— Requisitos do exercício —
1) Quais personagens do romance são mencionadas pelo nome no trecho sobre Uma Visão Pálida das Colinas?
2) De acordo com o trecho sobre Uma Visão Pálida das Colinas, por que Kazuo Ishiguro sempre escreveu diretamente em inglês?

___ Trecho selecionado

Conheci a obra de Kazuo Ishiguro por meio de minha leitura, décadas depois de assistir a adaptação audiovisual, de Os Vestígios do Dia, romance que imediatamente me encantou, levando-me a tomar a decisão de ler toda a bibliografia do autor (focando nos romances), em ordem cronológica de lançamento. Uma Visão Pálida das Colinas, originalmente publicado na Inglaterra, em 1982, é o primeiro romance desse autor nascido em Nagasaki e radicado na Inglaterra desde seus cinco anos de idade, razão pela qual ele sempre escreveu diretamente em inglês, sendo inclusive laureado com o Prêmio Nobel de Literatura em 2017. O romance, apenas um dos dois em que ele aborda o Japão e a respectiva noção de identidade japonesa na visão de um expatriado antes de partir para outras abordagens e gêneros, é uma impressionante estreia que encapsula com melancolia e por meio do uso de narradora não confiável a sensação de estar distante de sua terra natal e do desafio de viver uma segunda vida completamente diferente da primeira.
Etsuko, uma mulher japonesa de meia idade que mora sozinha na Inglaterra recebe a visita de Niki, sua filha mais velha nascida em seu país adotado, depois que Keiko, sua primogênita, se suicidara. Niki não havia ido ao enterro por nunca ter tido uma conexão muito grande com a irmã, e a visita à mãe é uma forma de emprestar um véu de cerimônia à perda. Essa premissa pesada e triste funciona como um gatilho emocional e narrativo para que Etsuko comece a relembrar de seu passado em Nagasaki poucos anos depois da Segunda Guerra Mundial e da devastação da cidade pela bomba atômica, quando, grávida de sua primeira filha, conhece Sachiko, uma mulher que se muda com sua filha pequena Mariko para uma humilde casa de madeira próxima do conjunto habitacional ocidentalizado em que vive. Apesar da natureza arredia e misteriosa de Sachiko e da distância que ela mesma guarda da filha, criada com tanta liberdade que é perfeitamente possível classificar como descaso, Etsuko estabelece uma conexão a jovem mãe tanto por provavelmente ver nela seu futuro em alguns meses quanto por se sentir solitária mesmo em meio a seus vizinhos usuais.

______
___ Informações fornecidas

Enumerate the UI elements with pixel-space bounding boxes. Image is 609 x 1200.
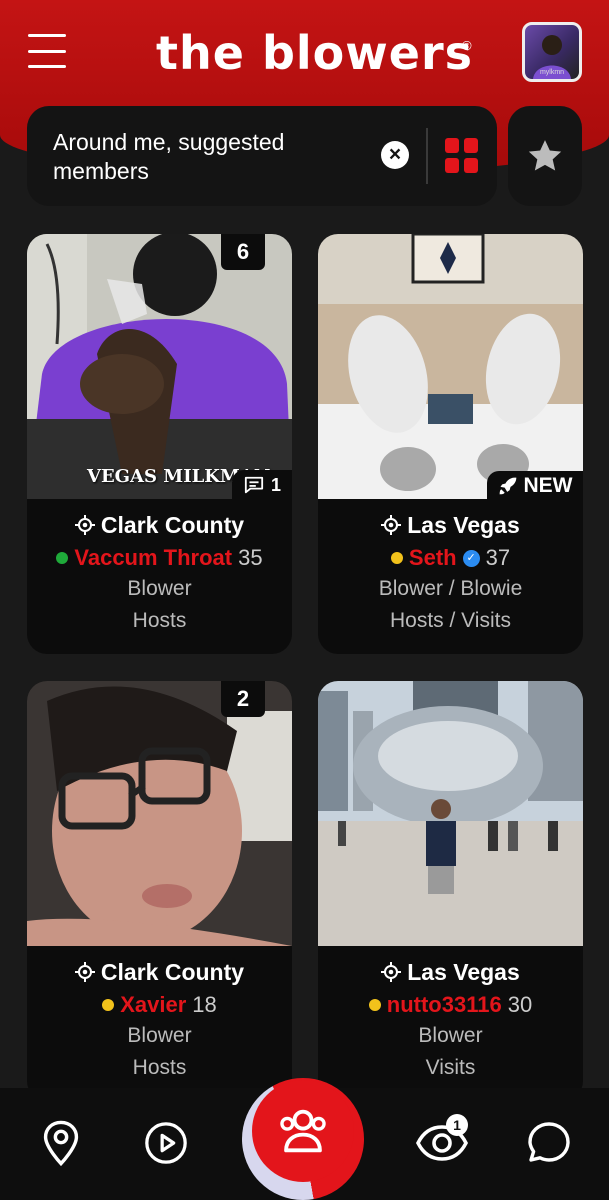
member-location-text: Clark County [100, 512, 245, 538]
member-name-row: nutto33116 30 [318, 990, 583, 1020]
grid-cell [464, 138, 478, 153]
away-status-dot [368, 999, 381, 1011]
online-status-dot [56, 552, 69, 564]
member-hosting: Hosts / Visits [390, 609, 511, 632]
chat-icon [528, 1122, 570, 1162]
member-age: 37 [485, 545, 511, 570]
nav-chat-button[interactable] [524, 1118, 574, 1168]
member-age: 18 [192, 992, 217, 1017]
hamburger-icon [28, 34, 66, 37]
app-logo: the blowers [156, 26, 474, 80]
grid-icon [445, 138, 459, 153]
member-photo[interactable] [27, 681, 292, 946]
rocket-icon [499, 477, 516, 495]
member-photo[interactable] [318, 681, 583, 946]
photo-count-badge: 2 [221, 681, 265, 717]
grid-view-button[interactable] [445, 138, 479, 174]
member-hosting: Hosts [132, 609, 187, 632]
member-age: 30 [507, 992, 533, 1017]
map-pin-icon [43, 1120, 79, 1167]
member-location-text: Clark County [100, 959, 245, 985]
logo-copyright: © [462, 38, 472, 53]
favorites-button[interactable] [508, 106, 582, 206]
away-status-dot [390, 552, 403, 564]
member-photo-image [318, 234, 583, 499]
member-photo[interactable] [318, 234, 583, 499]
search-filter-bar[interactable]: Around me, suggested members × [27, 106, 497, 206]
comment-badge[interactable]: 1 [232, 470, 292, 500]
member-name-row: Xavier 18 [27, 990, 292, 1020]
grid-cell [445, 158, 459, 173]
close-circle-icon: × [388, 143, 402, 166]
member-location: Las Vegas [318, 510, 583, 540]
people-icon [280, 1109, 326, 1153]
member-photo-image [27, 681, 292, 946]
hamburger-line [28, 65, 66, 68]
member-photo[interactable]: VEGAS MILKMAN [27, 234, 292, 499]
member-name-row: Vaccum Throat 35 [27, 543, 292, 573]
comment-count: 1 [270, 474, 281, 495]
avatar[interactable]: mylkmn [522, 22, 582, 82]
comment-icon [244, 476, 264, 494]
crosshair-icon [74, 962, 95, 982]
member-card[interactable]: Las Vegas nutto33116 30 Blower Visits [318, 681, 583, 1101]
member-role: Blower [418, 1024, 483, 1047]
crosshair-icon [74, 515, 95, 535]
play-icon [145, 1122, 187, 1164]
member-card[interactable]: NEW Las Vegas Seth ✓ 37 Blower / Blowie … [318, 234, 583, 654]
nav-videos-button[interactable] [143, 1118, 189, 1168]
member-name[interactable]: Seth [409, 543, 457, 573]
hamburger-line [28, 49, 66, 53]
avatar-name: mylkmn [539, 69, 565, 76]
member-name[interactable]: nutto33116 [387, 990, 502, 1020]
new-label: NEW [523, 474, 573, 497]
grid-cell [464, 158, 478, 173]
photo-count-badge: 6 [221, 234, 265, 270]
member-location: Clark County [27, 957, 292, 987]
member-card[interactable]: VEGAS MILKMAN 6 1 Clark County Vaccum Th… [27, 234, 292, 654]
member-name[interactable]: Vaccum Throat [74, 543, 232, 573]
member-location: Las Vegas [318, 957, 583, 987]
member-photo-image [27, 234, 292, 499]
nav-members-button[interactable] [252, 1080, 354, 1182]
member-role: Blower / Blowie [378, 577, 523, 600]
search-divider [426, 128, 428, 184]
member-photo-image [318, 681, 583, 946]
member-location-text: Las Vegas [407, 512, 520, 538]
member-age: 35 [238, 545, 263, 570]
search-filter-text: Around me, suggested members [53, 129, 285, 184]
star-icon [528, 140, 562, 171]
member-hosting: Hosts [132, 1056, 187, 1079]
nav-map-button[interactable] [38, 1118, 84, 1168]
clear-filter-button[interactable]: × [381, 141, 409, 169]
new-member-badge: NEW [487, 471, 583, 501]
member-location-text: Las Vegas [407, 959, 520, 985]
away-status-dot [102, 999, 115, 1011]
crosshair-icon [381, 962, 402, 982]
member-name-row: Seth ✓ 37 [318, 543, 583, 573]
member-role: Blower [127, 577, 192, 600]
member-card[interactable]: 2 Clark County Xavier 18 Blower Hosts [27, 681, 292, 1101]
member-role: Blower [127, 1024, 192, 1047]
verified-check-icon: ✓ [462, 549, 480, 567]
views-count-badge: 1 [446, 1114, 468, 1136]
menu-button[interactable] [28, 34, 66, 68]
member-name[interactable]: Xavier [120, 990, 186, 1020]
crosshair-icon [381, 515, 402, 535]
member-location: Clark County [27, 510, 292, 540]
member-hosting: Visits [425, 1056, 476, 1079]
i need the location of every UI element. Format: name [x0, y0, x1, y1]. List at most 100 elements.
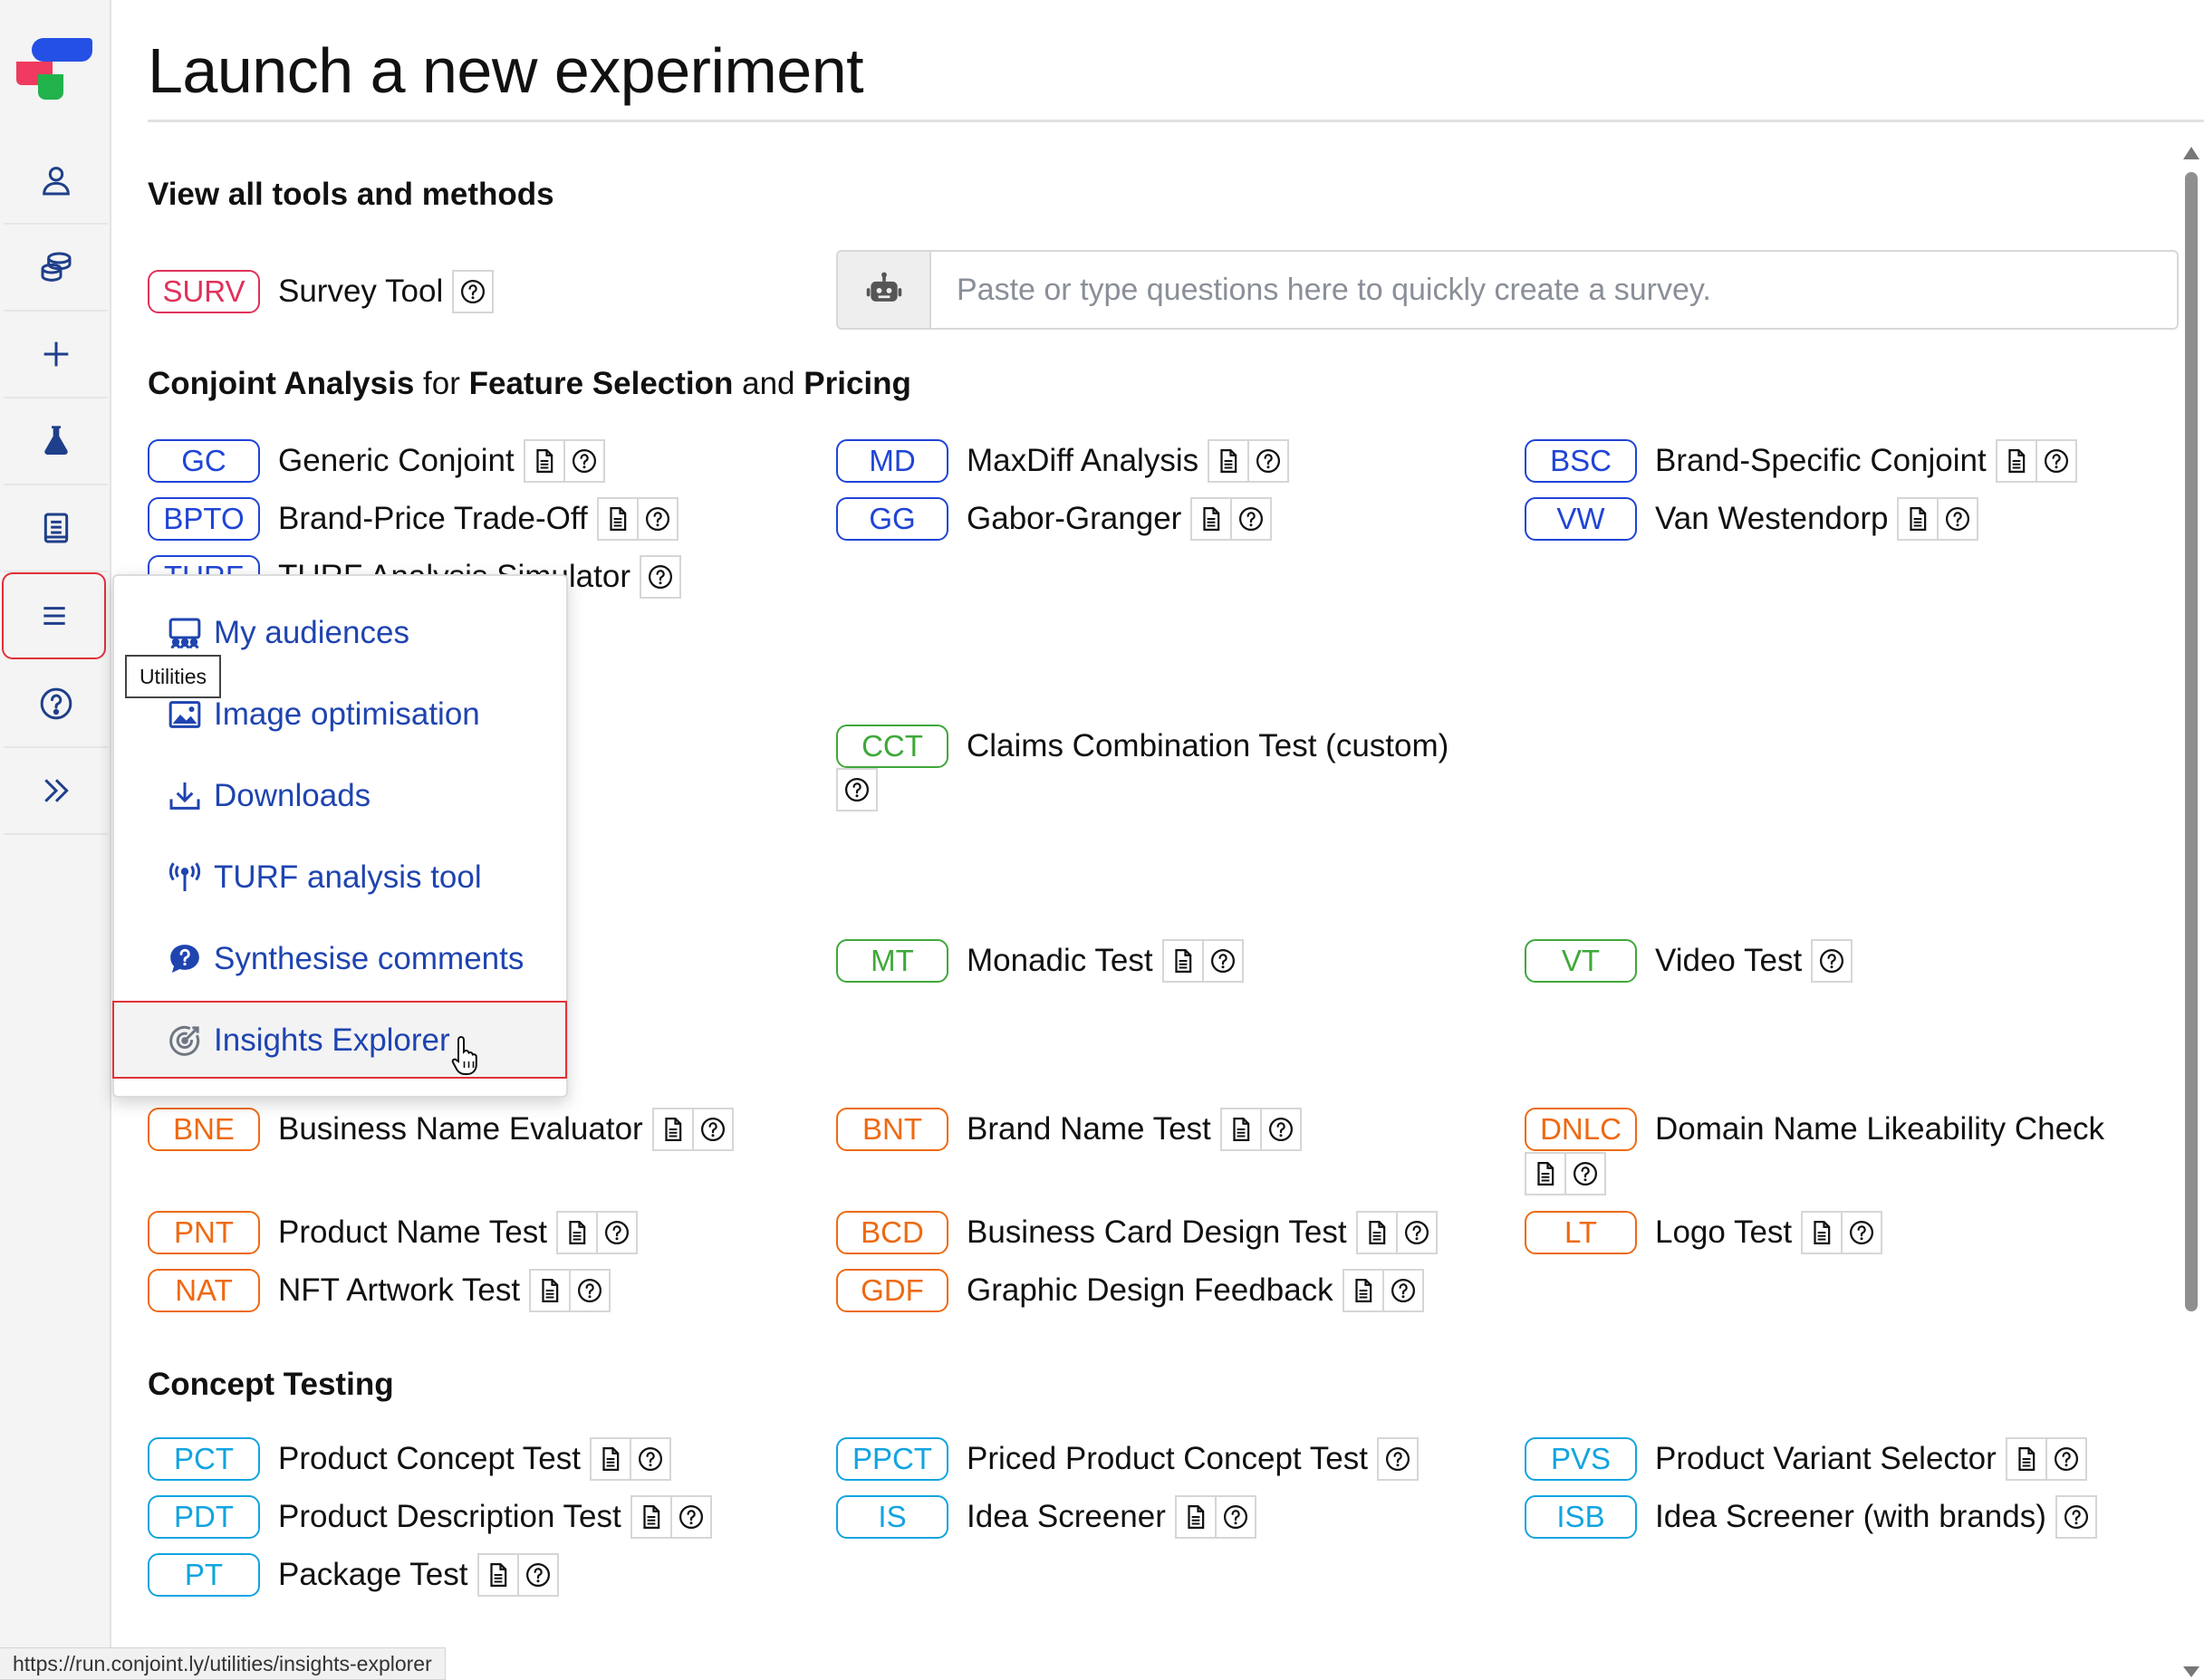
badge-bne[interactable]: BNE [148, 1108, 260, 1151]
tool-name[interactable]: Idea Screener [967, 1499, 1166, 1535]
tool-name[interactable]: Gabor-Granger [967, 501, 1181, 537]
help-icon[interactable] [1247, 439, 1290, 483]
help-icon[interactable] [1376, 1437, 1419, 1481]
tool-name[interactable]: Generic Conjoint [278, 443, 515, 479]
badge-pt[interactable]: PT [148, 1553, 260, 1597]
document-icon[interactable] [1161, 939, 1204, 983]
help-icon[interactable] [836, 768, 878, 811]
tool-name[interactable]: Brand Name Test [967, 1111, 1211, 1147]
tool-name[interactable]: Domain Name Likeability Check [1655, 1111, 2104, 1147]
scroll-up-arrow[interactable] [2183, 147, 2199, 159]
document-icon[interactable] [1525, 1152, 1566, 1195]
sidebar-menu-icon[interactable] [2, 572, 106, 659]
tool-pdt[interactable]: PDT Product Description Test [148, 1494, 712, 1540]
tool-name[interactable]: Package Test [278, 1557, 468, 1593]
document-icon[interactable] [590, 1437, 631, 1481]
tool-gg[interactable]: GG Gabor-Granger [836, 496, 1273, 542]
tool-name[interactable]: Product Variant Selector [1655, 1441, 1997, 1477]
tool-bcd[interactable]: BCD Business Card Design Test [836, 1210, 1438, 1255]
badge-bsc[interactable]: BSC [1525, 439, 1637, 483]
badge-bnt[interactable]: BNT [836, 1108, 948, 1151]
sidebar-chevrons-right-icon[interactable] [4, 748, 108, 835]
tool-cct[interactable]: CCT Claims Combination Test (custom) [836, 724, 1448, 769]
tool-is[interactable]: IS Idea Screener [836, 1494, 1256, 1540]
document-icon[interactable] [1355, 1211, 1398, 1254]
menu-item-insights-explorer[interactable]: Insights Explorer [167, 1022, 450, 1059]
menu-item-downloads[interactable]: Downloads [167, 778, 371, 814]
tool-name[interactable]: Video Test [1655, 943, 1802, 979]
document-icon[interactable] [523, 439, 565, 483]
badge-vt[interactable]: VT [1525, 939, 1637, 983]
document-icon[interactable] [529, 1269, 572, 1312]
badge-pnt[interactable]: PNT [148, 1211, 260, 1254]
document-icon[interactable] [1208, 439, 1250, 483]
tool-mt[interactable]: MT Monadic Test [836, 938, 1244, 984]
help-icon[interactable] [1811, 939, 1853, 983]
tool-lt[interactable]: LT Logo Test [1525, 1210, 1883, 1255]
menu-item-my-audiences[interactable]: My audiences [167, 615, 409, 651]
badge-cct[interactable]: CCT [836, 725, 948, 768]
menu-item-turf-analysis-tool[interactable]: TURF analysis tool [167, 859, 482, 896]
sidebar-plus-icon[interactable] [4, 312, 108, 398]
help-icon[interactable] [1564, 1152, 1606, 1195]
sidebar-flask-icon[interactable] [4, 398, 108, 485]
tool-name[interactable]: NFT Artwork Test [278, 1272, 520, 1309]
help-icon[interactable] [1201, 939, 1244, 983]
badge-bcd[interactable]: BCD [836, 1211, 948, 1254]
tool-name[interactable]: Business Name Evaluator [278, 1111, 643, 1147]
help-icon[interactable] [516, 1553, 559, 1597]
help-icon[interactable] [2035, 439, 2077, 483]
help-icon[interactable] [1395, 1211, 1438, 1254]
tool-survey[interactable]: SURV Survey Tool [148, 269, 495, 314]
tool-dnlc[interactable]: DNLC Domain Name Likeability Check [1525, 1107, 2104, 1152]
tool-name[interactable]: Van Westendorp [1655, 501, 1888, 537]
conjointly-logo[interactable] [13, 34, 94, 103]
help-icon[interactable] [563, 439, 605, 483]
badge-md[interactable]: MD [836, 439, 948, 483]
robot-icon[interactable] [838, 252, 931, 328]
document-icon[interactable] [1219, 1108, 1262, 1151]
badge-gdf[interactable]: GDF [836, 1269, 948, 1312]
tool-name[interactable]: Claims Combination Test (custom) [967, 728, 1448, 764]
badge-isb[interactable]: ISB [1525, 1495, 1637, 1539]
quick-survey-input[interactable] [931, 252, 2177, 328]
tool-bsc[interactable]: BSC Brand-Specific Conjoint [1525, 438, 2077, 484]
document-icon[interactable] [2005, 1437, 2047, 1481]
help-icon[interactable] [452, 270, 495, 313]
badge-dnlc[interactable]: DNLC [1525, 1108, 1637, 1151]
badge-ppct[interactable]: PPCT [836, 1437, 948, 1481]
tool-vt[interactable]: VT Video Test [1525, 938, 1853, 984]
menu-item-image-optimisation[interactable]: Image optimisation [167, 696, 480, 733]
help-icon[interactable] [569, 1269, 611, 1312]
sidebar-help-icon[interactable] [4, 661, 108, 748]
document-icon[interactable] [1995, 439, 2037, 483]
help-icon[interactable] [639, 555, 681, 599]
tool-nat[interactable]: NAT NFT Artwork Test [148, 1268, 611, 1313]
scroll-down-arrow[interactable] [2183, 1666, 2199, 1677]
document-icon[interactable] [1190, 497, 1233, 541]
scrollbar-thumb[interactable] [2185, 172, 2198, 1311]
tool-name[interactable]: Priced Product Concept Test [967, 1441, 1368, 1477]
badge-vw[interactable]: VW [1525, 497, 1637, 541]
tool-md[interactable]: MD MaxDiff Analysis [836, 438, 1290, 484]
badge-bpto[interactable]: BPTO [148, 497, 260, 541]
sidebar-book-icon[interactable] [4, 485, 108, 572]
document-icon[interactable] [1342, 1269, 1384, 1312]
help-icon[interactable] [636, 497, 679, 541]
help-icon[interactable] [669, 1495, 712, 1539]
tool-pvs[interactable]: PVS Product Variant Selector [1525, 1436, 2087, 1482]
tool-name[interactable]: Survey Tool [278, 274, 443, 310]
help-icon[interactable] [2055, 1495, 2097, 1539]
document-icon[interactable] [1801, 1211, 1843, 1254]
badge-mt[interactable]: MT [836, 939, 948, 983]
document-icon[interactable] [476, 1553, 519, 1597]
document-icon[interactable] [556, 1211, 598, 1254]
badge-pct[interactable]: PCT [148, 1437, 260, 1481]
tool-bne[interactable]: BNE Business Name Evaluator [148, 1107, 734, 1152]
help-icon[interactable] [2045, 1437, 2087, 1481]
tool-bnt[interactable]: BNT Brand Name Test [836, 1107, 1302, 1152]
tool-name[interactable]: Graphic Design Feedback [967, 1272, 1333, 1309]
help-icon[interactable] [596, 1211, 638, 1254]
tool-gdf[interactable]: GDF Graphic Design Feedback [836, 1268, 1424, 1313]
badge-surv[interactable]: SURV [148, 270, 260, 313]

______

— Respostas escritas —
1) Etsuko, Niki, Keiko, Sachiko e Mariko.

2) Porque, embora tenha nascido em Nagasaki, ele vive na Inglaterra desde os cinco anos de idade.